GOAL =>
Isolate every line in the data with the string "售后维保期自采购人验收通过后" and copy it.

_____

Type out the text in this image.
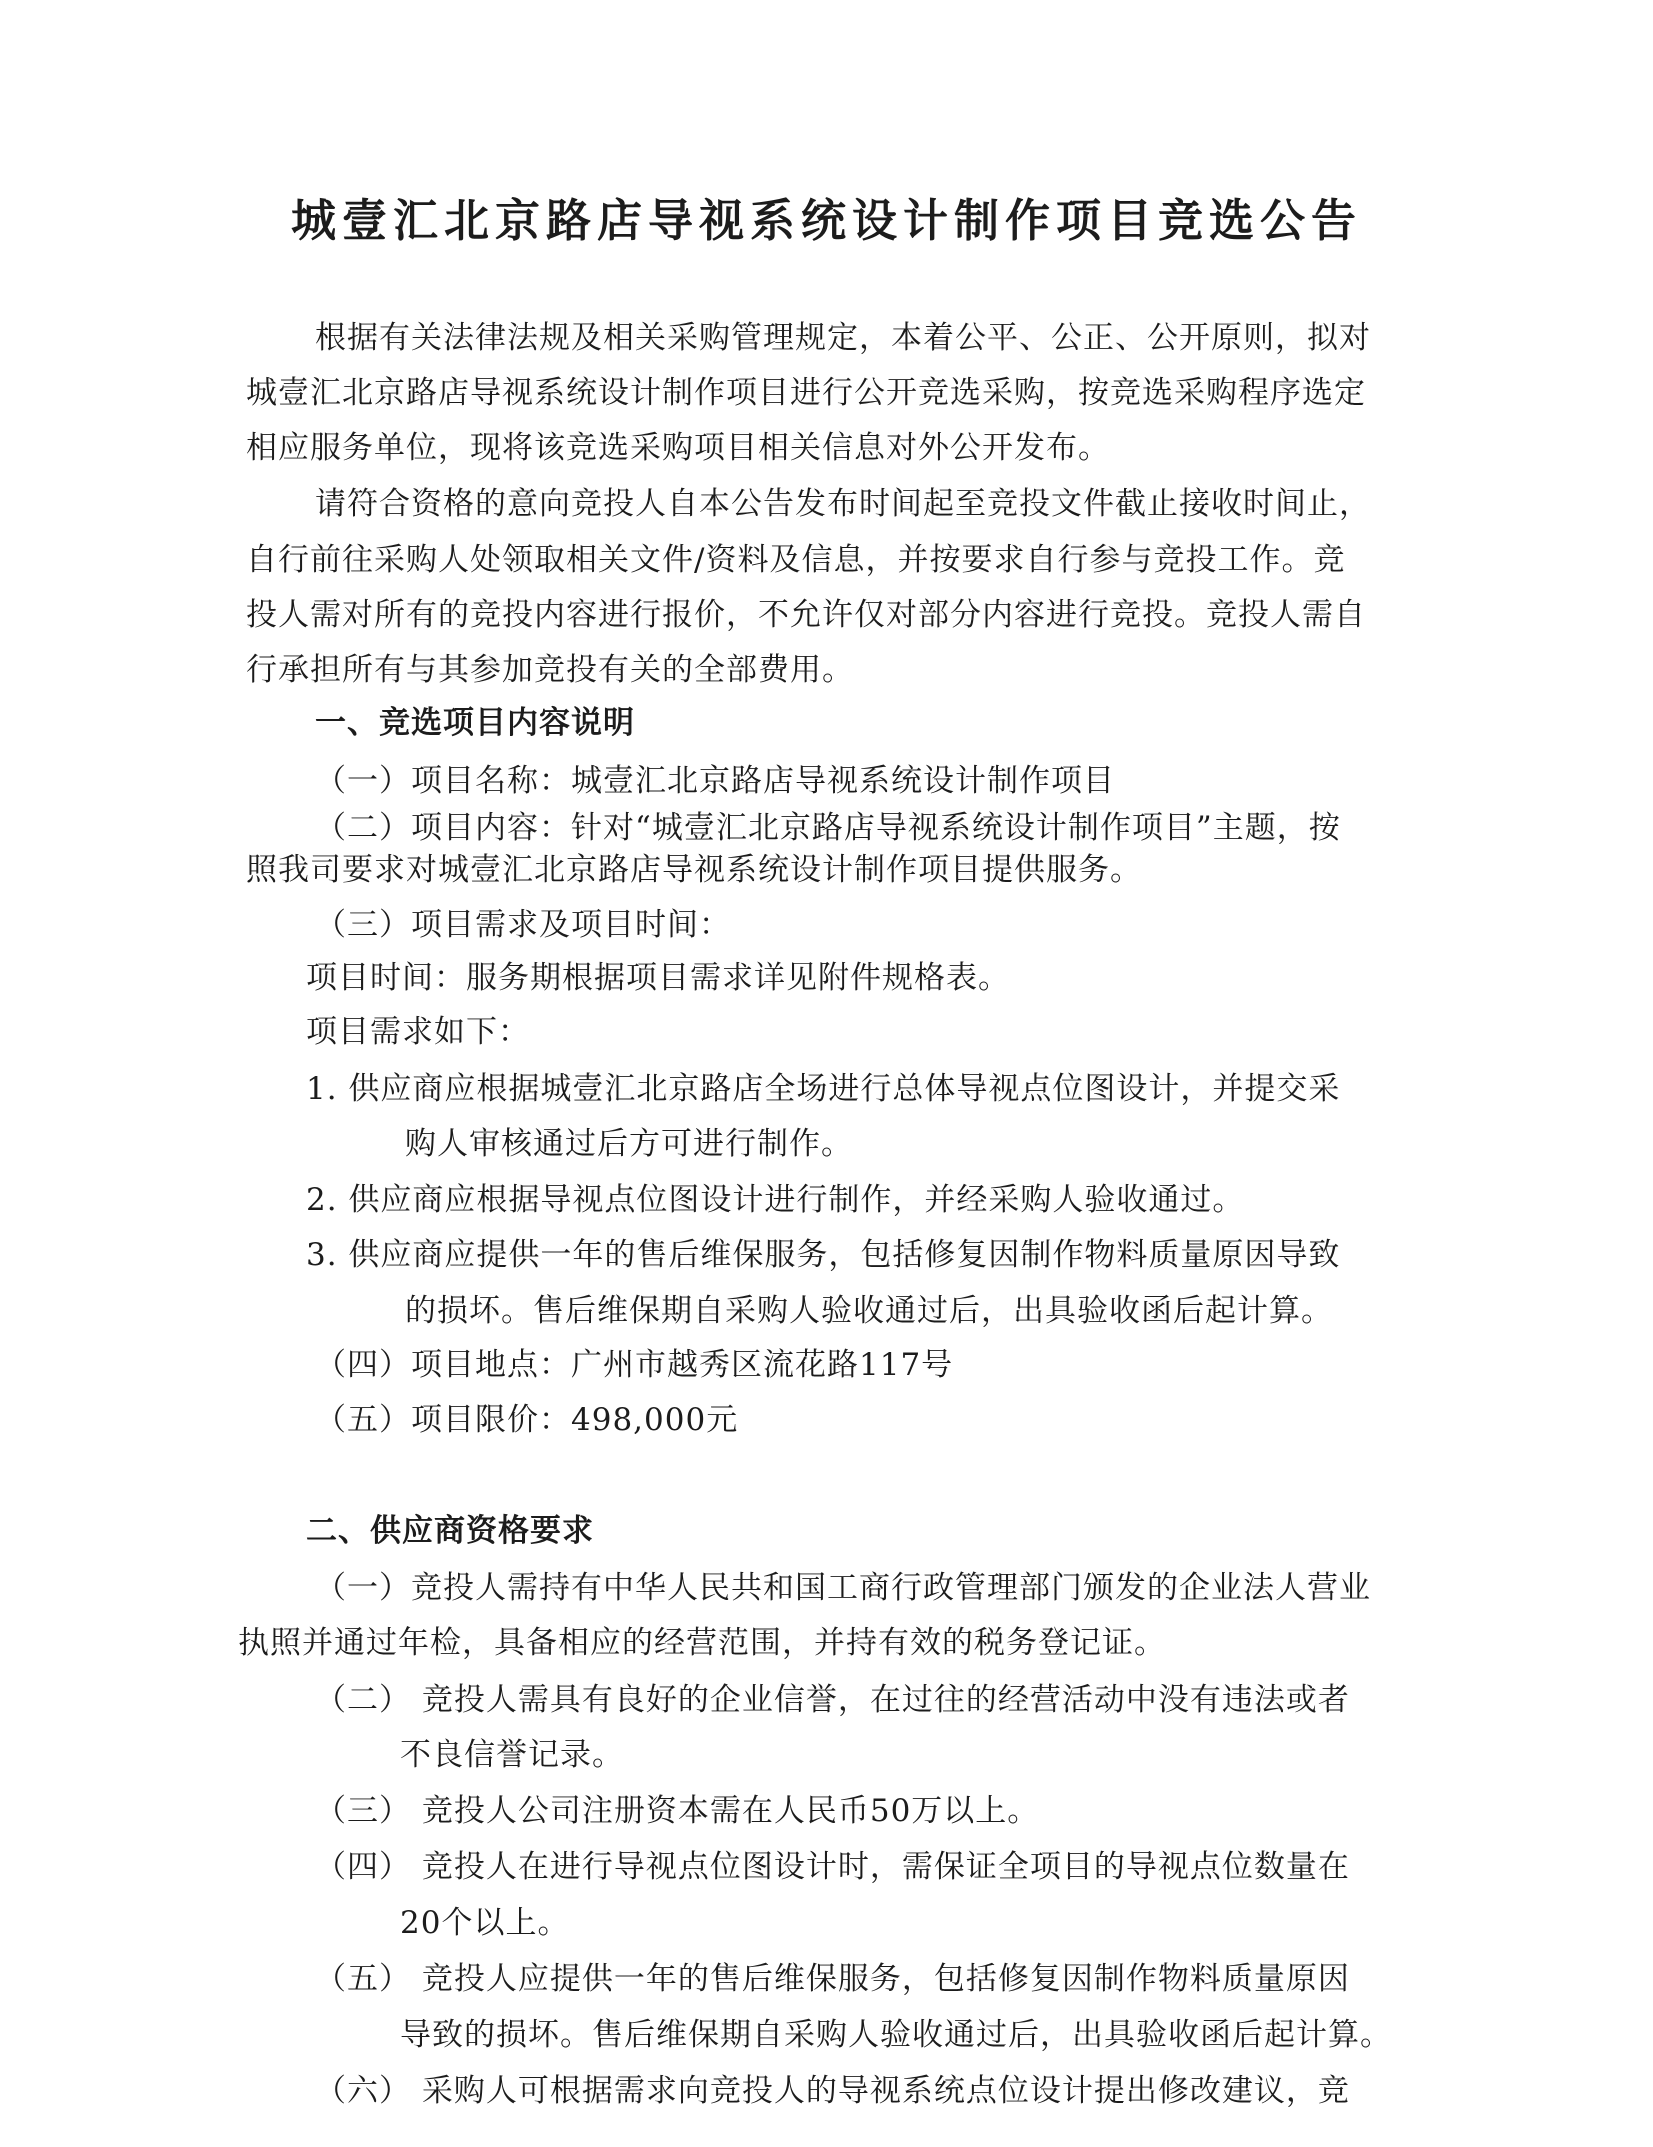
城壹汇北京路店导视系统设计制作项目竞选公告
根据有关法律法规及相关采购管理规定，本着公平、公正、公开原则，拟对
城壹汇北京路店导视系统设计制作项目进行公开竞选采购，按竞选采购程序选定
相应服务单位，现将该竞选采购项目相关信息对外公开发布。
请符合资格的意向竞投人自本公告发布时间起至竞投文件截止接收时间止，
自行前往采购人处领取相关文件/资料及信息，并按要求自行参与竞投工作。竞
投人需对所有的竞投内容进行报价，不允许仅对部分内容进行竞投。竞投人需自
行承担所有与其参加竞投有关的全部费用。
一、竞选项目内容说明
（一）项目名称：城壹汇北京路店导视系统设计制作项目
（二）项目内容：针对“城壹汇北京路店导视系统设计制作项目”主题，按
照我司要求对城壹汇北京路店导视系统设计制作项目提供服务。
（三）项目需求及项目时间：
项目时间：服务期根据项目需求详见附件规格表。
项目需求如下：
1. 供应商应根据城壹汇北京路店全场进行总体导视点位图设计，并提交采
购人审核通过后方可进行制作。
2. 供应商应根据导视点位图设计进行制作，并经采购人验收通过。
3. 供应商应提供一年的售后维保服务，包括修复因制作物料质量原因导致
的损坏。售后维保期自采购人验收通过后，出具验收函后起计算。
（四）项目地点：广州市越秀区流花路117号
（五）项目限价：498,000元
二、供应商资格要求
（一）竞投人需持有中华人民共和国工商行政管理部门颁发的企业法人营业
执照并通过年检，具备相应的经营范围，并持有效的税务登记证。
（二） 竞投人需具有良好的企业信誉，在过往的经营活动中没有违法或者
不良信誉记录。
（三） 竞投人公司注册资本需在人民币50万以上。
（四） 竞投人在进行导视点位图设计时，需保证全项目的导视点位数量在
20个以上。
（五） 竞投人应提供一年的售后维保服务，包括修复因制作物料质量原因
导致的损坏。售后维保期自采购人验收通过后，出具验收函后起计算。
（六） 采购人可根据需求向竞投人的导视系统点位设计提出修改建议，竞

_____

SOLUTION =>
的损坏。售后维保期自采购人验收通过后，出具验收函后起计算。
导致的损坏。售后维保期自采购人验收通过后，出具验收函后起计算。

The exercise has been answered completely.